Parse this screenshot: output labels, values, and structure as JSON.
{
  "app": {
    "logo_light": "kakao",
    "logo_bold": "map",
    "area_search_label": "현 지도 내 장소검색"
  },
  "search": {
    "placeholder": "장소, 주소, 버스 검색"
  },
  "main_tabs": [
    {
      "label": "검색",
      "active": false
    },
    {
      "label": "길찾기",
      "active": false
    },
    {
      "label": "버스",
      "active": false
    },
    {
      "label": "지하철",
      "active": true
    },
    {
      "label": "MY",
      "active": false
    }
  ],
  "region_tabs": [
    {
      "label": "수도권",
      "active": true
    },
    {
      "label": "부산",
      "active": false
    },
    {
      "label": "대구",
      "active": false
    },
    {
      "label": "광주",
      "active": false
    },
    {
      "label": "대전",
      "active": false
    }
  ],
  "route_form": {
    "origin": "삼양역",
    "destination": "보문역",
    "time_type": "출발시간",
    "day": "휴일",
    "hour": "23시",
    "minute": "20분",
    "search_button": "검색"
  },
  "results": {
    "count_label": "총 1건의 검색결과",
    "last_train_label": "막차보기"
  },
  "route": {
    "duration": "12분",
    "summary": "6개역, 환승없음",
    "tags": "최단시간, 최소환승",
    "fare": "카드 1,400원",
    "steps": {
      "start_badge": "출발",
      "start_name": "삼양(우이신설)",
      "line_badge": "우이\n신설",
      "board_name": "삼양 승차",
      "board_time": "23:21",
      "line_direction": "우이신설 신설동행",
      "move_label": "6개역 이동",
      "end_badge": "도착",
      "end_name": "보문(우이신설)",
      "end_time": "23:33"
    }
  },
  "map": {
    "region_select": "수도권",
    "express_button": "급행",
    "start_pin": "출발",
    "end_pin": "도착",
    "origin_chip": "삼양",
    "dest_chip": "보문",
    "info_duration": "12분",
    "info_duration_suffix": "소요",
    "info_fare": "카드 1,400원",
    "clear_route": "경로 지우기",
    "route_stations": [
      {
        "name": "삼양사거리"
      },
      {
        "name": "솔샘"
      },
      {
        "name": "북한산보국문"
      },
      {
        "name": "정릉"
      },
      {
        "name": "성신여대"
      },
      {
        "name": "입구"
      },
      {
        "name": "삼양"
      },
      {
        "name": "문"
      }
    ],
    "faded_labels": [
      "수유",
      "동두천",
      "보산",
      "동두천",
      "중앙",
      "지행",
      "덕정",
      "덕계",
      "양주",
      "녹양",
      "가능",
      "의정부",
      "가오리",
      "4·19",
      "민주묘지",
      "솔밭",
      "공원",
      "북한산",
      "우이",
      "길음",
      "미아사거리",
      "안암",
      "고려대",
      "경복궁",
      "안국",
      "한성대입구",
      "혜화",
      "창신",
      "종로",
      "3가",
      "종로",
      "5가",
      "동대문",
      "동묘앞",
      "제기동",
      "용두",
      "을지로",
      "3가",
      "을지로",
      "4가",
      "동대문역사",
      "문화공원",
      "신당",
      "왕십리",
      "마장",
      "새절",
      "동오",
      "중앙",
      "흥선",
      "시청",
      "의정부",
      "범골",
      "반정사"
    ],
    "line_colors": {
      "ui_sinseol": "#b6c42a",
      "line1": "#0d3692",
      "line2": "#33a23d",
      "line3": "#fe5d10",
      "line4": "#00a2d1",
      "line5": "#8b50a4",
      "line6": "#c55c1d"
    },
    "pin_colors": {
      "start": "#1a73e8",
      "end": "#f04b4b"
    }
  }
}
- - - -
Written instruction:
Every line above should be printed again exactly as it stands.

Correct response:
Parse this screenshot: output labels, values, and structure as JSON.
{
  "app": {
    "logo_light": "kakao",
    "logo_bold": "map",
    "area_search_label": "현 지도 내 장소검색"
  },
  "search": {
    "placeholder": "장소, 주소, 버스 검색"
  },
  "main_tabs": [
    {
      "label": "검색",
      "active": false
    },
    {
      "label": "길찾기",
      "active": false
    },
    {
      "label": "버스",
      "active": false
    },
    {
      "label": "지하철",
      "active": true
    },
    {
      "label": "MY",
      "active": false
    }
  ],
  "region_tabs": [
    {
      "label": "수도권",
      "active": true
    },
    {
      "label": "부산",
      "active": false
    },
    {
      "label": "대구",
      "active": false
    },
    {
      "label": "광주",
      "active": false
    },
    {
      "label": "대전",
      "active": false
    }
  ],
  "route_form": {
    "origin": "삼양역",
    "destination": "보문역",
    "time_type": "출발시간",
    "day": "휴일",
    "hour": "23시",
    "minute": "20분",
    "search_button": "검색"
  },
  "results": {
    "count_label": "총 1건의 검색결과",
    "last_train_label": "막차보기"
  },
  "route": {
    "duration": "12분",
    "summary": "6개역, 환승없음",
    "tags": "최단시간, 최소환승",
    "fare": "카드 1,400원",
    "steps": {
      "start_badge": "출발",
      "start_name": "삼양(우이신설)",
      "line_badge": "우이\n신설",
      "board_name": "삼양 승차",
      "board_time": "23:21",
      "line_direction": "우이신설 신설동행",
      "move_label": "6개역 이동",
      "end_badge": "도착",
      "end_name": "보문(우이신설)",
      "end_time": "23:33"
    }
  },
  "map": {
    "region_select": "수도권",
    "express_button": "급행",
    "start_pin": "출발",
    "end_pin": "도착",
    "origin_chip": "삼양",
    "dest_chip": "보문",
    "info_duration": "12분",
    "info_duration_suffix": "소요",
    "info_fare": "카드 1,400원",
    "clear_route": "경로 지우기",
    "route_stations": [
      {
        "name": "삼양사거리"
      },
      {
        "name": "솔샘"
      },
      {
        "name": "북한산보국문"
      },
      {
        "name": "정릉"
      },
      {
        "name": "성신여대"
      },
      {
        "name": "입구"
      },
      {
        "name": "삼양"
      },
      {
        "name": "문"
      }
    ],
    "faded_labels": [
      "수유",
      "동두천",
      "보산",
      "동두천",
      "중앙",
      "지행",
      "덕정",
      "덕계",
      "양주",
      "녹양",
      "가능",
      "의정부",
      "가오리",
      "4·19",
      "민주묘지",
      "솔밭",
      "공원",
      "북한산",
      "우이",
      "길음",
      "미아사거리",
      "안암",
      "고려대",
      "경복궁",
      "안국",
      "한성대입구",
      "혜화",
      "창신",
      "종로",
      "3가",
      "종로",
      "5가",
      "동대문",
      "동묘앞",
      "제기동",
      "용두",
      "을지로",
      "3가",
      "을지로",
      "4가",
      "동대문역사",
      "문화공원",
      "신당",
      "왕십리",
      "마장",
      "새절",
      "동오",
      "중앙",
      "흥선",
      "시청",
      "의정부",
      "범골",
      "반정사"
    ],
    "line_colors": {
      "ui_sinseol": "#b6c42a",
      "line1": "#0d3692",
      "line2": "#33a23d",
      "line3": "#fe5d10",
      "line4": "#00a2d1",
      "line5": "#8b50a4",
      "line6": "#c55c1d"
    },
    "pin_colors": {
      "start": "#1a73e8",
      "end": "#f04b4b"
    }
  }
}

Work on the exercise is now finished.